Items listed in a dataset:
-----

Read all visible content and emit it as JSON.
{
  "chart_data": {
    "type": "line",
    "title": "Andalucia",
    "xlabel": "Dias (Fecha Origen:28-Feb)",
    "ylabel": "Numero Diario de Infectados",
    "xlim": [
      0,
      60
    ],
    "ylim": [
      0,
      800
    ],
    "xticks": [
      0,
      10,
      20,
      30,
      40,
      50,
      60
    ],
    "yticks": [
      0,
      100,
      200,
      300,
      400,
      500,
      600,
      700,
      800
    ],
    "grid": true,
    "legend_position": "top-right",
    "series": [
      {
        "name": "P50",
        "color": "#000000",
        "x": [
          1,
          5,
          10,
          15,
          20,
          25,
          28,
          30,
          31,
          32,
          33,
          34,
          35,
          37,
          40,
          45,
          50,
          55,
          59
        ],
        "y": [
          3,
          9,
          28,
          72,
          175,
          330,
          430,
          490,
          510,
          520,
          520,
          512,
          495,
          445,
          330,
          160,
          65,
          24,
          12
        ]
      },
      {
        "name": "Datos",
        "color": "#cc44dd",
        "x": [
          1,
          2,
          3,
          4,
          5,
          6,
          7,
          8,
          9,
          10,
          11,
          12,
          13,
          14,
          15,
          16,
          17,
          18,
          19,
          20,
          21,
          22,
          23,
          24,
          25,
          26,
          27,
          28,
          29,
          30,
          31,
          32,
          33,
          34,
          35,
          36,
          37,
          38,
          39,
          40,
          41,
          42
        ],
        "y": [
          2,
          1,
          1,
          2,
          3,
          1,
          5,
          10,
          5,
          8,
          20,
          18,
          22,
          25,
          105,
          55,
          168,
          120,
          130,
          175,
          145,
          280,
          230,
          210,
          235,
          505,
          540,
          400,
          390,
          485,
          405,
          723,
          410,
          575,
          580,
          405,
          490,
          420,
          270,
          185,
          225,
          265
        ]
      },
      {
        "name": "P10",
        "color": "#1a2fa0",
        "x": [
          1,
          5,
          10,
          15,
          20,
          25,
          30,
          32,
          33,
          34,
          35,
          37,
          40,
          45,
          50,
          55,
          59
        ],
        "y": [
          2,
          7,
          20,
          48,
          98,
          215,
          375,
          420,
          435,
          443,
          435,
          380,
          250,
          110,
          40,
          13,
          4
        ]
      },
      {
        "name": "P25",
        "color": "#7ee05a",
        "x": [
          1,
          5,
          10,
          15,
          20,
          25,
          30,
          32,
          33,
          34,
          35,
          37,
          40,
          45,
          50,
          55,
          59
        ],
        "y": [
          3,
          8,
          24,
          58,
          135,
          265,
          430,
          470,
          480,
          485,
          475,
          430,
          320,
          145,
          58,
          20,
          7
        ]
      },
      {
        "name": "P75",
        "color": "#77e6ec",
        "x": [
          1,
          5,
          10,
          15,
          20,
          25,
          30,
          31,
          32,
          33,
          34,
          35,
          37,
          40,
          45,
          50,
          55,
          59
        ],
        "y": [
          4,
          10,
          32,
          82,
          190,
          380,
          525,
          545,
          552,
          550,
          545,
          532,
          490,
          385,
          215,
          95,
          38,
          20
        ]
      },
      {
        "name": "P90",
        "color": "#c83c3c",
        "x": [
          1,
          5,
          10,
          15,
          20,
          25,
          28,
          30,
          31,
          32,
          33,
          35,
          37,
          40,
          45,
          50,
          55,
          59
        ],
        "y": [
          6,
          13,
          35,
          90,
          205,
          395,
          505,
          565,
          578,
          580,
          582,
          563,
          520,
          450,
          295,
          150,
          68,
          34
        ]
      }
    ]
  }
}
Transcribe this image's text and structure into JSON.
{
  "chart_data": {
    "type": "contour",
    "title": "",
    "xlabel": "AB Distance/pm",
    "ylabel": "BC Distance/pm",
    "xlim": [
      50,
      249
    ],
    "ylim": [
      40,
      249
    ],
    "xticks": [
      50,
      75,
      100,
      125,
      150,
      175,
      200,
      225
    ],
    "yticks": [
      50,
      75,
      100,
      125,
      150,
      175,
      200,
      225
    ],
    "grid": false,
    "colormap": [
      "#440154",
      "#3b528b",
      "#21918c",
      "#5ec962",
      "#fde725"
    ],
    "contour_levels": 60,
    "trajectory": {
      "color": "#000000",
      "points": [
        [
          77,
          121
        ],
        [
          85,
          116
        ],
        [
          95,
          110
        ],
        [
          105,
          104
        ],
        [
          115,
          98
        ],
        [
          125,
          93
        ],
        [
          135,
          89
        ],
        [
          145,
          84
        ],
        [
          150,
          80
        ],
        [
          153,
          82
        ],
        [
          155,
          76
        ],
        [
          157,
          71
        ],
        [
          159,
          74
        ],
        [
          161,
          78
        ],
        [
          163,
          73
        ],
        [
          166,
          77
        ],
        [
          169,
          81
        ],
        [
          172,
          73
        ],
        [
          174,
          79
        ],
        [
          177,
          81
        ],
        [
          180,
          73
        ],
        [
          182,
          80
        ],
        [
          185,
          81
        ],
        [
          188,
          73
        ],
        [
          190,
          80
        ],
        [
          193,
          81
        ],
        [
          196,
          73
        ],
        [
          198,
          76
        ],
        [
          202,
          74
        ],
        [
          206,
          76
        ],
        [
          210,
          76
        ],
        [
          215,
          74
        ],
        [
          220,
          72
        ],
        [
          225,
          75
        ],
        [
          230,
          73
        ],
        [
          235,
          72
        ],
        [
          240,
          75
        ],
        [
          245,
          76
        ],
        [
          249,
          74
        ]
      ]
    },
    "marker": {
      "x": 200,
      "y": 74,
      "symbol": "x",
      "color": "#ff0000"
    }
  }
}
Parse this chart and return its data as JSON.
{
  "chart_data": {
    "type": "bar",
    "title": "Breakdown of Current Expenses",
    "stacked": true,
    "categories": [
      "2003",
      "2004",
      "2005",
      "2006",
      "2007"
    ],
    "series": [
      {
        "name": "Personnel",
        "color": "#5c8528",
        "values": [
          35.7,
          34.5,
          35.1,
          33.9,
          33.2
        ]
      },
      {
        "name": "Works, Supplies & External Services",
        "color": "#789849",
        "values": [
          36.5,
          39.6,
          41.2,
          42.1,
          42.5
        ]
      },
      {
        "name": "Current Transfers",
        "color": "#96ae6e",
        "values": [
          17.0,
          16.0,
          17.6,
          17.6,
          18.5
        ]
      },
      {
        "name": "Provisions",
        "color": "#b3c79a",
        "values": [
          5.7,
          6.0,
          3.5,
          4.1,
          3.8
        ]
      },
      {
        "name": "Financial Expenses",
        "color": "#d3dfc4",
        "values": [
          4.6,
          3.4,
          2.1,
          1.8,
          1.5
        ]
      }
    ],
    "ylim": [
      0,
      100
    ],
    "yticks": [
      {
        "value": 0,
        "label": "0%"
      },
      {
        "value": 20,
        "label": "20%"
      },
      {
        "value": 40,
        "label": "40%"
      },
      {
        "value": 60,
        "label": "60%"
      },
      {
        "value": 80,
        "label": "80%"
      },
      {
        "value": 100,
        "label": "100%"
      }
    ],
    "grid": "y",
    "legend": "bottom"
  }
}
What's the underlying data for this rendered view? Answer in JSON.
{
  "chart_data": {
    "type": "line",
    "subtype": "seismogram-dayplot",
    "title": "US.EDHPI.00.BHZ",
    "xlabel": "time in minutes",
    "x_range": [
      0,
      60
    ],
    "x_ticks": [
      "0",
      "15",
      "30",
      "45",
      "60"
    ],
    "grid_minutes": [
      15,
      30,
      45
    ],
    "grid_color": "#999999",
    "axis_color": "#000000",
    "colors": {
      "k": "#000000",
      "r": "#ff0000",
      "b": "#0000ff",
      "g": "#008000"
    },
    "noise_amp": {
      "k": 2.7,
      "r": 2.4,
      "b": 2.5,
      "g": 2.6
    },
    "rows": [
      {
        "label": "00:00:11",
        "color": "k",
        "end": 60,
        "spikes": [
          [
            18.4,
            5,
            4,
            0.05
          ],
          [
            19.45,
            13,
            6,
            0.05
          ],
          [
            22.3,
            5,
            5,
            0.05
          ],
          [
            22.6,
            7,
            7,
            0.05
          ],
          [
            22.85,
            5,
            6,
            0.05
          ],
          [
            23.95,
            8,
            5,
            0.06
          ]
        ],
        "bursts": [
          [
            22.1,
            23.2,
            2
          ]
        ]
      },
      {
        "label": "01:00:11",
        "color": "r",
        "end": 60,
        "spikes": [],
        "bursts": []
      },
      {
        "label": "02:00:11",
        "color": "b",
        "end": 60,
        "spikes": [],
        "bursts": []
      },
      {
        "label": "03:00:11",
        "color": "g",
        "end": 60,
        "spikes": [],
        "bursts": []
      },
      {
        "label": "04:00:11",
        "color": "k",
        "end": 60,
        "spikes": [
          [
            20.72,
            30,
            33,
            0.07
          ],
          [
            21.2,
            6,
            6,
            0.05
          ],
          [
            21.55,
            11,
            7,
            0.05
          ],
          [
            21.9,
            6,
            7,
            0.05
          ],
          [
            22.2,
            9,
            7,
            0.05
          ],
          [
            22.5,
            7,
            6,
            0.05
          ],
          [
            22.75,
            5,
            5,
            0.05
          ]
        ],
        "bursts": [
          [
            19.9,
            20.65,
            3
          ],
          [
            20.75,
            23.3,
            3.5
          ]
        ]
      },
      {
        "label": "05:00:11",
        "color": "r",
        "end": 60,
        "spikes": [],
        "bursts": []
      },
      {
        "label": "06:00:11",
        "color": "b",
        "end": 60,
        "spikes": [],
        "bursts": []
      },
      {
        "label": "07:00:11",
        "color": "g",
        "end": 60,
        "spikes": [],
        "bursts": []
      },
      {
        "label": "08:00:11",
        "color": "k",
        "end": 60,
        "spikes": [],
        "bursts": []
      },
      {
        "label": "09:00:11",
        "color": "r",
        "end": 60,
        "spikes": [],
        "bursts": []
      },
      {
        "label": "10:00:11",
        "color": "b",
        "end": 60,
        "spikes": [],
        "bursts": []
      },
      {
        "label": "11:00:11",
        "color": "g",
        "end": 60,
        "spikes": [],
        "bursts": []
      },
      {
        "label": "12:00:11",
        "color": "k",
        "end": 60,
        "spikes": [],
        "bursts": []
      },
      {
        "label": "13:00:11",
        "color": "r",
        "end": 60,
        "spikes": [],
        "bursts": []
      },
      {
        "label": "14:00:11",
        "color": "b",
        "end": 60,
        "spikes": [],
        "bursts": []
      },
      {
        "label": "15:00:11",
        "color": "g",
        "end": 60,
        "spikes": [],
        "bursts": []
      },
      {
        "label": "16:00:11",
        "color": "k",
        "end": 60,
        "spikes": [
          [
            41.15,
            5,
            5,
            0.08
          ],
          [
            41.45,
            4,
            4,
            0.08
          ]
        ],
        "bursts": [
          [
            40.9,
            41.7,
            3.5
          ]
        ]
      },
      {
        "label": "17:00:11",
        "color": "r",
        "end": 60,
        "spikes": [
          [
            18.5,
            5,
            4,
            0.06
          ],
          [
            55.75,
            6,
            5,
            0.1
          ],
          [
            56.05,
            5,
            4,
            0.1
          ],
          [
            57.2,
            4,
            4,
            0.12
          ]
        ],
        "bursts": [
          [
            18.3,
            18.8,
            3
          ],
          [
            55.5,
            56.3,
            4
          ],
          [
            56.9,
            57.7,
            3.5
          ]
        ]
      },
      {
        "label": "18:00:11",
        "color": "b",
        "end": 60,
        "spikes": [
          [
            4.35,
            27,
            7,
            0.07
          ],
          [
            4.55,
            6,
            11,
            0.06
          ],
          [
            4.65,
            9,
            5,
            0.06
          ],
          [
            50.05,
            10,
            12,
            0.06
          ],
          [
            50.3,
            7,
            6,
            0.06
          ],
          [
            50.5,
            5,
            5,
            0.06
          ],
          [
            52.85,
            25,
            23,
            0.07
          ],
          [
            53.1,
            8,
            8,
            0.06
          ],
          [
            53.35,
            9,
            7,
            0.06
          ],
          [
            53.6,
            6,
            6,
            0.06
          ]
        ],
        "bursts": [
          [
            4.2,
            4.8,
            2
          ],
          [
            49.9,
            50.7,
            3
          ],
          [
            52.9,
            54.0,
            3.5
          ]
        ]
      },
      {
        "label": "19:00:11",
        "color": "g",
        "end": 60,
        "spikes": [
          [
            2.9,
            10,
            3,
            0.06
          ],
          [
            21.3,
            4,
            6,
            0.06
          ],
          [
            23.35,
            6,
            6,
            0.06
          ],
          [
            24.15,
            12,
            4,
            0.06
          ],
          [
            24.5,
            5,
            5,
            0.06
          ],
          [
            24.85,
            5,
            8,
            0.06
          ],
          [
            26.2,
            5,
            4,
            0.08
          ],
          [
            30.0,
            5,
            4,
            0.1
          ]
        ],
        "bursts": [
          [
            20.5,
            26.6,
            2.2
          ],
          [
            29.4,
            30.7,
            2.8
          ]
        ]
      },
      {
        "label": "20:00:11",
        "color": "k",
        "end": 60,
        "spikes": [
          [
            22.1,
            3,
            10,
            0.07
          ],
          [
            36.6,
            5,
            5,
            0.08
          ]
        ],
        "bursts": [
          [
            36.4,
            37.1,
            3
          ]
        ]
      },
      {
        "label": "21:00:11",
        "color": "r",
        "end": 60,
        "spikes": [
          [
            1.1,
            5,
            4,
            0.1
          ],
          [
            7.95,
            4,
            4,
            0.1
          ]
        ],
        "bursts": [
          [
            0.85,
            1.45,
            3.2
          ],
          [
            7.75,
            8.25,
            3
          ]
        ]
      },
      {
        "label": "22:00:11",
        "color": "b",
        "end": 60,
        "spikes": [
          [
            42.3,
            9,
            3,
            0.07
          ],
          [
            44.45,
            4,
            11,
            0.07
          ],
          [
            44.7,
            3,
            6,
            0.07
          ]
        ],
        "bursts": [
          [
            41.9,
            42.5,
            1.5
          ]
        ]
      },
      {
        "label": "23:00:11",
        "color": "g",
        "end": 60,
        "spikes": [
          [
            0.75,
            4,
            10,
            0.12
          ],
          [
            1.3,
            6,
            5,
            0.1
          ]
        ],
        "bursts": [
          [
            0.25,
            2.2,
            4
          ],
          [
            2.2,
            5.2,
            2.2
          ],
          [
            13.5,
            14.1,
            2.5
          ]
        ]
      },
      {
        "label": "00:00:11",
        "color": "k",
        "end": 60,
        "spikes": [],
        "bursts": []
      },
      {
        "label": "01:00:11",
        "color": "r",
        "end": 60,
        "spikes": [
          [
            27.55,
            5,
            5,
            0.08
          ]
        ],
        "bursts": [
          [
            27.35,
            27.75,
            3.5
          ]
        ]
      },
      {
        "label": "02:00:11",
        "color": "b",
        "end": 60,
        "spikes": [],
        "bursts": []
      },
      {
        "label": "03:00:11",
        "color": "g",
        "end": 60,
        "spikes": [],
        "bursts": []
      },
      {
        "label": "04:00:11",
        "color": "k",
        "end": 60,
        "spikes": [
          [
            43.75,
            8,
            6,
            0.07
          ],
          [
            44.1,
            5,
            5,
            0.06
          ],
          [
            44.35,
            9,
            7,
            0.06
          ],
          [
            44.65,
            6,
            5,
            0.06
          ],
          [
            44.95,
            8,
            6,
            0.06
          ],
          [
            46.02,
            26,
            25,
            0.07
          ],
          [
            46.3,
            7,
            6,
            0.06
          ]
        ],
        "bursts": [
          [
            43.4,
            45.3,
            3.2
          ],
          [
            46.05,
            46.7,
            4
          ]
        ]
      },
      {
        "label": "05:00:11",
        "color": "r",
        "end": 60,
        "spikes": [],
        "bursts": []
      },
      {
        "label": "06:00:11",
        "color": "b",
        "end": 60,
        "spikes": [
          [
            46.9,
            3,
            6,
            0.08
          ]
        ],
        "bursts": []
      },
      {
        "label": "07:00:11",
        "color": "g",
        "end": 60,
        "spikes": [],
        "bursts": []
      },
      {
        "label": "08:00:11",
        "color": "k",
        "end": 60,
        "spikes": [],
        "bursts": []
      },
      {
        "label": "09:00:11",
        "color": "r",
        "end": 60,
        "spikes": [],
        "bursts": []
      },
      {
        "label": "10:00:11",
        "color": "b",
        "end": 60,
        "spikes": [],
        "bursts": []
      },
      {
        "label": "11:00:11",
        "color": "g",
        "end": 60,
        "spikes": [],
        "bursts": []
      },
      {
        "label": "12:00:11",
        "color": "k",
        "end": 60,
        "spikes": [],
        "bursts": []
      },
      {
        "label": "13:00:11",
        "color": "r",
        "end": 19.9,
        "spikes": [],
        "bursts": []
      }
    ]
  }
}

-----

Work required:
Go through the records and gather the lines that hold "Expenses".

Written reply:
    "title": "Breakdown of Current Expenses",
        "name": "Financial Expenses",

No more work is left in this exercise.